Records for this exercise start

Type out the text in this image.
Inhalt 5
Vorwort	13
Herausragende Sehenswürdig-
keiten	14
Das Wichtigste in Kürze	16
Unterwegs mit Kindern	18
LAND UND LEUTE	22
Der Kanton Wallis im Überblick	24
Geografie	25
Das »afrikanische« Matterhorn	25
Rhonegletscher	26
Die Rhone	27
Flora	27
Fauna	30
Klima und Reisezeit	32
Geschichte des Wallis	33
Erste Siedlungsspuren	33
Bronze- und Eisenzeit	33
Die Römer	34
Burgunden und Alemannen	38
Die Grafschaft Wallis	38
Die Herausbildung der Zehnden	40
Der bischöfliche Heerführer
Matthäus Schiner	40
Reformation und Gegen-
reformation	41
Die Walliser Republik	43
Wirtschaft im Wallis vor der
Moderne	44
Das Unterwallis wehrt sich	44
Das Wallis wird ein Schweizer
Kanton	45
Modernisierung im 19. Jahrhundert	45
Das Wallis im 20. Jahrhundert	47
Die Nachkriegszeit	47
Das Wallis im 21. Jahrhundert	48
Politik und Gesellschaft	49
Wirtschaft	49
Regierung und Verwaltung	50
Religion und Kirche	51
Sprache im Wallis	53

Records for this exercise end

Directions for this task:
Using the listing above, list every line in which the string "Wirtschaft" occurs.

Result:
Wirtschaft im Wallis vor der
Wirtschaft	49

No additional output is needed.